TASK GOAL:
Omit every picture, then give all the entries again exactly.

TASK DATA:

━━━━━━

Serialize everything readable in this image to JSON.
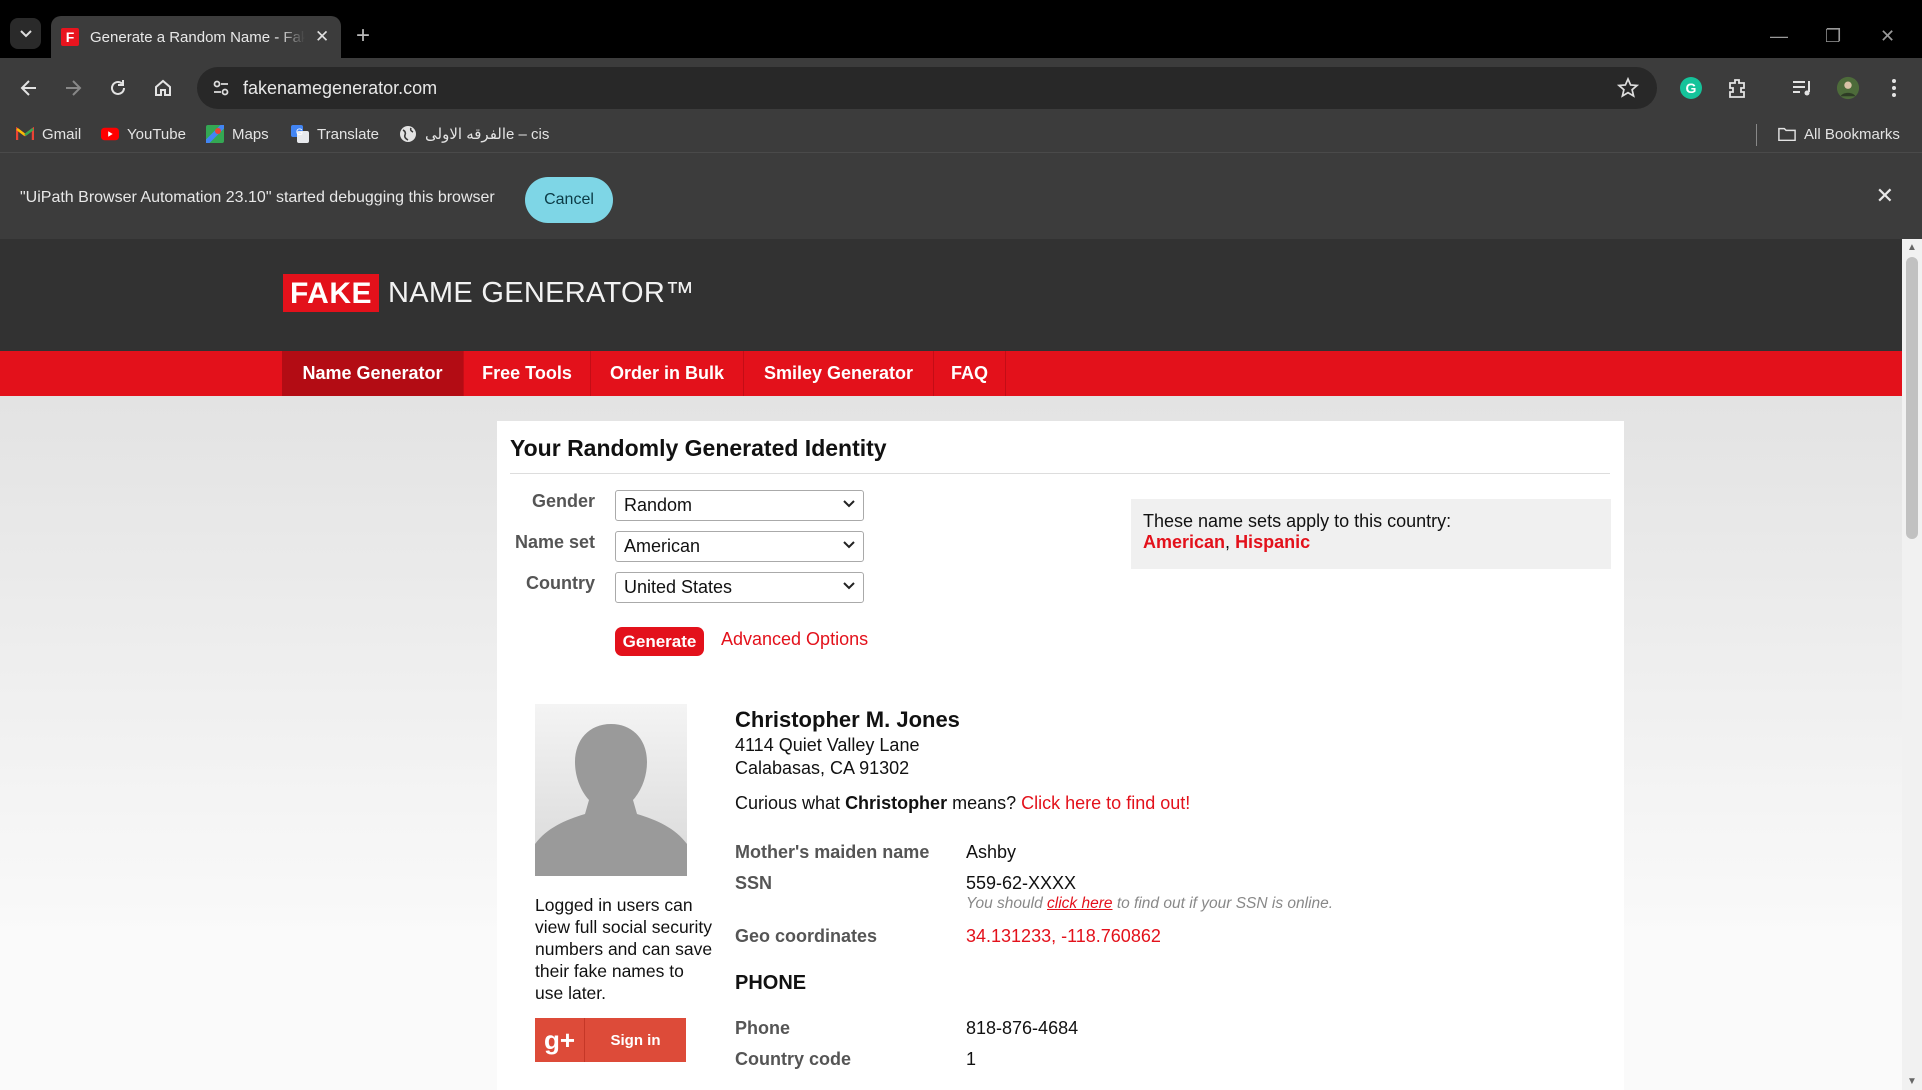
{
  "browser": {
    "tab_title": "Generate a Random Name - Fake Name Generator",
    "tab_favicon_letter": "F",
    "url": "fakenamegenerator.com",
    "bookmarks": [
      {
        "label": "Gmail",
        "icon": "gmail-icon"
      },
      {
        "label": "YouTube",
        "icon": "youtube-icon"
      },
      {
        "label": "Maps",
        "icon": "maps-icon"
      },
      {
        "label": "Translate",
        "icon": "translate-icon"
      },
      {
        "label": "الفرقه الاولىe – cis",
        "icon": "globe-icon"
      }
    ],
    "all_bookmarks": "All Bookmarks",
    "infobar": {
      "message": "\"UiPath Browser Automation 23.10\" started debugging this browser",
      "cancel_label": "Cancel"
    }
  },
  "site": {
    "logo_fake": "FAKE",
    "logo_rest": "NAME GENERATOR™",
    "nav": [
      {
        "label": "Name Generator",
        "active": true
      },
      {
        "label": "Free Tools",
        "active": false
      },
      {
        "label": "Order in Bulk",
        "active": false
      },
      {
        "label": "Smiley Generator",
        "active": false
      },
      {
        "label": "FAQ",
        "active": false
      }
    ]
  },
  "form": {
    "title": "Your Randomly Generated Identity",
    "gender_label": "Gender",
    "gender_value": "Random",
    "nameset_label": "Name set",
    "nameset_value": "American",
    "country_label": "Country",
    "country_value": "United States",
    "generate_label": "Generate",
    "advanced_label": "Advanced Options",
    "namesets_text": "These name sets apply to this country:",
    "namesets": [
      "American",
      "Hispanic"
    ]
  },
  "identity": {
    "name": "Christopher M. Jones",
    "address_line1": "4114 Quiet Valley Lane",
    "address_line2": "Calabasas, CA 91302",
    "curious_prefix": "Curious what",
    "first_name": "Christopher",
    "curious_middle": "means?",
    "curious_link": "Click here to find out!",
    "login_note": "Logged in users can view full social security numbers and can save their fake names to use later.",
    "signin_label": "Sign in",
    "fields": {
      "maiden_label": "Mother's maiden name",
      "maiden_value": "Ashby",
      "ssn_label": "SSN",
      "ssn_value": "559-62-XXXX",
      "ssn_note_prefix": "You should",
      "ssn_note_link": "click here",
      "ssn_note_suffix": "to find out if your SSN is online.",
      "geo_label": "Geo coordinates",
      "geo_value": "34.131233, -118.760862"
    },
    "phone_section": "PHONE",
    "phone_label": "Phone",
    "phone_value": "818-876-4684",
    "country_code_label": "Country code",
    "country_code_value": "1"
  }
}
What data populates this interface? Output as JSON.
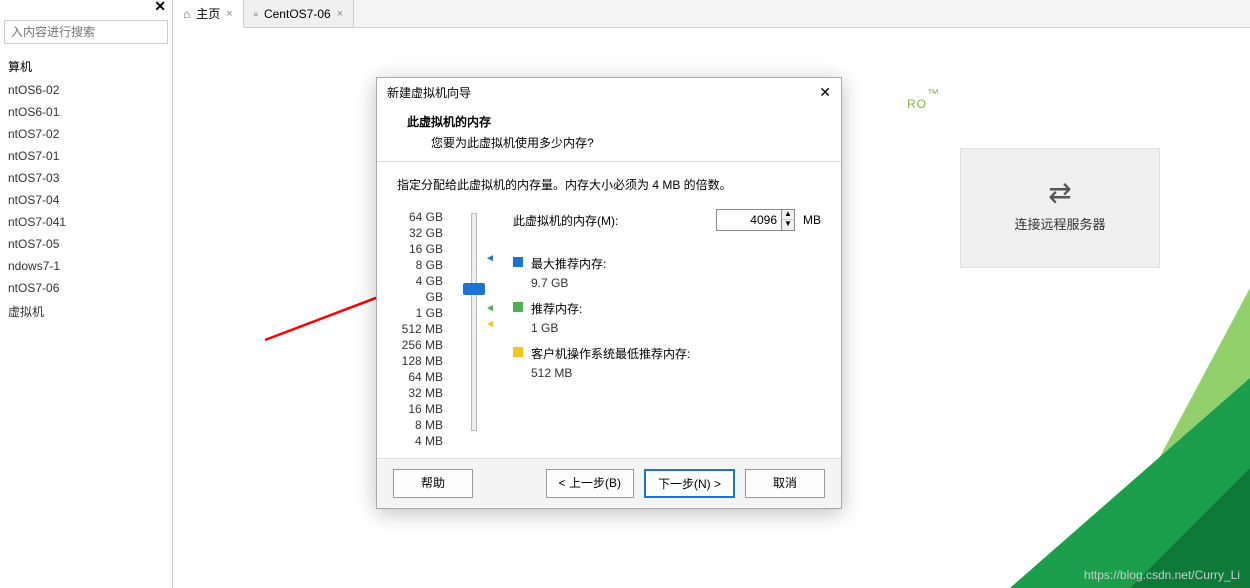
{
  "sidebar": {
    "search_placeholder": "入内容进行搜索",
    "root_label": "算机",
    "items": [
      "ntOS6-02",
      "ntOS6-01",
      "ntOS7-02",
      "ntOS7-01",
      "ntOS7-03",
      "ntOS7-04",
      "ntOS7-041",
      "ntOS7-05",
      "ndows7-1",
      "ntOS7-06",
      "虚拟机"
    ]
  },
  "tabs": {
    "home": "主页",
    "second": "CentOS7-06"
  },
  "brand": "RO",
  "remote_button": "连接远程服务器",
  "dialog": {
    "title": "新建虚拟机向导",
    "heading": "此虚拟机的内存",
    "subheading": "您要为此虚拟机使用多少内存?",
    "instruction": "指定分配给此虚拟机的内存量。内存大小必须为 4 MB 的倍数。",
    "mem_label": "此虚拟机的内存(M):",
    "mem_value": "4096",
    "mem_unit": "MB",
    "ticks": [
      "64 GB",
      "32 GB",
      "16 GB",
      "8 GB",
      "4 GB",
      "GB",
      "1 GB",
      "512 MB",
      "256 MB",
      "128 MB",
      "64 MB",
      "32 MB",
      "16 MB",
      "8 MB",
      "4 MB"
    ],
    "legend": {
      "max_label": "最大推荐内存:",
      "max_value": "9.7 GB",
      "rec_label": "推荐内存:",
      "rec_value": "1 GB",
      "min_label": "客户机操作系统最低推荐内存:",
      "min_value": "512 MB"
    },
    "buttons": {
      "help": "帮助",
      "back": "< 上一步(B)",
      "next": "下一步(N) >",
      "cancel": "取消"
    }
  },
  "watermark": "https://blog.csdn.net/Curry_Li"
}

━━━━━━

OUTPUT OF THE EXERCISE:
Serialize everything readable in this image to JSON.
{
  "browser": {
    "tab_title": "Generate a Random Name - Fake Name Generator",
    "tab_favicon_letter": "F",
    "url": "fakenamegenerator.com",
    "bookmarks": [
      {
        "label": "Gmail",
        "icon": "gmail-icon"
      },
      {
        "label": "YouTube",
        "icon": "youtube-icon"
      },
      {
        "label": "Maps",
        "icon": "maps-icon"
      },
      {
        "label": "Translate",
        "icon": "translate-icon"
      },
      {
        "label": "الفرقه الاولىe – cis",
        "icon": "globe-icon"
      }
    ],
    "all_bookmarks": "All Bookmarks",
    "infobar": {
      "message": "\"UiPath Browser Automation 23.10\" started debugging this browser",
      "cancel_label": "Cancel"
    }
  },
  "site": {
    "logo_fake": "FAKE",
    "logo_rest": "NAME GENERATOR™",
    "nav": [
      {
        "label": "Name Generator",
        "active": true
      },
      {
        "label": "Free Tools",
        "active": false
      },
      {
        "label": "Order in Bulk",
        "active": false
      },
      {
        "label": "Smiley Generator",
        "active": false
      },
      {
        "label": "FAQ",
        "active": false
      }
    ]
  },
  "form": {
    "title": "Your Randomly Generated Identity",
    "gender_label": "Gender",
    "gender_value": "Random",
    "nameset_label": "Name set",
    "nameset_value": "American",
    "country_label": "Country",
    "country_value": "United States",
    "generate_label": "Generate",
    "advanced_label": "Advanced Options",
    "namesets_text": "These name sets apply to this country:",
    "namesets": [
      "American",
      "Hispanic"
    ]
  },
  "identity": {
    "name": "Christopher M. Jones",
    "address_line1": "4114 Quiet Valley Lane",
    "address_line2": "Calabasas, CA 91302",
    "curious_prefix": "Curious what",
    "first_name": "Christopher",
    "curious_middle": "means?",
    "curious_link": "Click here to find out!",
    "login_note": "Logged in users can view full social security numbers and can save their fake names to use later.",
    "signin_label": "Sign in",
    "fields": {
      "maiden_label": "Mother's maiden name",
      "maiden_value": "Ashby",
      "ssn_label": "SSN",
      "ssn_value": "559-62-XXXX",
      "ssn_note_prefix": "You should",
      "ssn_note_link": "click here",
      "ssn_note_suffix": "to find out if your SSN is online.",
      "geo_label": "Geo coordinates",
      "geo_value": "34.131233, -118.760862"
    },
    "phone_section": "PHONE",
    "phone_label": "Phone",
    "phone_value": "818-876-4684",
    "country_code_label": "Country code",
    "country_code_value": "1"
  }
}
What data populates this interface? Output as JSON.
{
  "sidebar": {
    "search_placeholder": "入内容进行搜索",
    "root_label": "算机",
    "items": [
      "ntOS6-02",
      "ntOS6-01",
      "ntOS7-02",
      "ntOS7-01",
      "ntOS7-03",
      "ntOS7-04",
      "ntOS7-041",
      "ntOS7-05",
      "ndows7-1",
      "ntOS7-06",
      "虚拟机"
    ]
  },
  "tabs": {
    "home": "主页",
    "second": "CentOS7-06"
  },
  "brand": "RO",
  "remote_button": "连接远程服务器",
  "dialog": {
    "title": "新建虚拟机向导",
    "heading": "此虚拟机的内存",
    "subheading": "您要为此虚拟机使用多少内存?",
    "instruction": "指定分配给此虚拟机的内存量。内存大小必须为 4 MB 的倍数。",
    "mem_label": "此虚拟机的内存(M):",
    "mem_value": "4096",
    "mem_unit": "MB",
    "ticks": [
      "64 GB",
      "32 GB",
      "16 GB",
      "8 GB",
      "4 GB",
      "GB",
      "1 GB",
      "512 MB",
      "256 MB",
      "128 MB",
      "64 MB",
      "32 MB",
      "16 MB",
      "8 MB",
      "4 MB"
    ],
    "legend": {
      "max_label": "最大推荐内存:",
      "max_value": "9.7 GB",
      "rec_label": "推荐内存:",
      "rec_value": "1 GB",
      "min_label": "客户机操作系统最低推荐内存:",
      "min_value": "512 MB"
    },
    "buttons": {
      "help": "帮助",
      "back": "< 上一步(B)",
      "next": "下一步(N) >",
      "cancel": "取消"
    }
  },
  "watermark": "https://blog.csdn.net/Curry_Li"
}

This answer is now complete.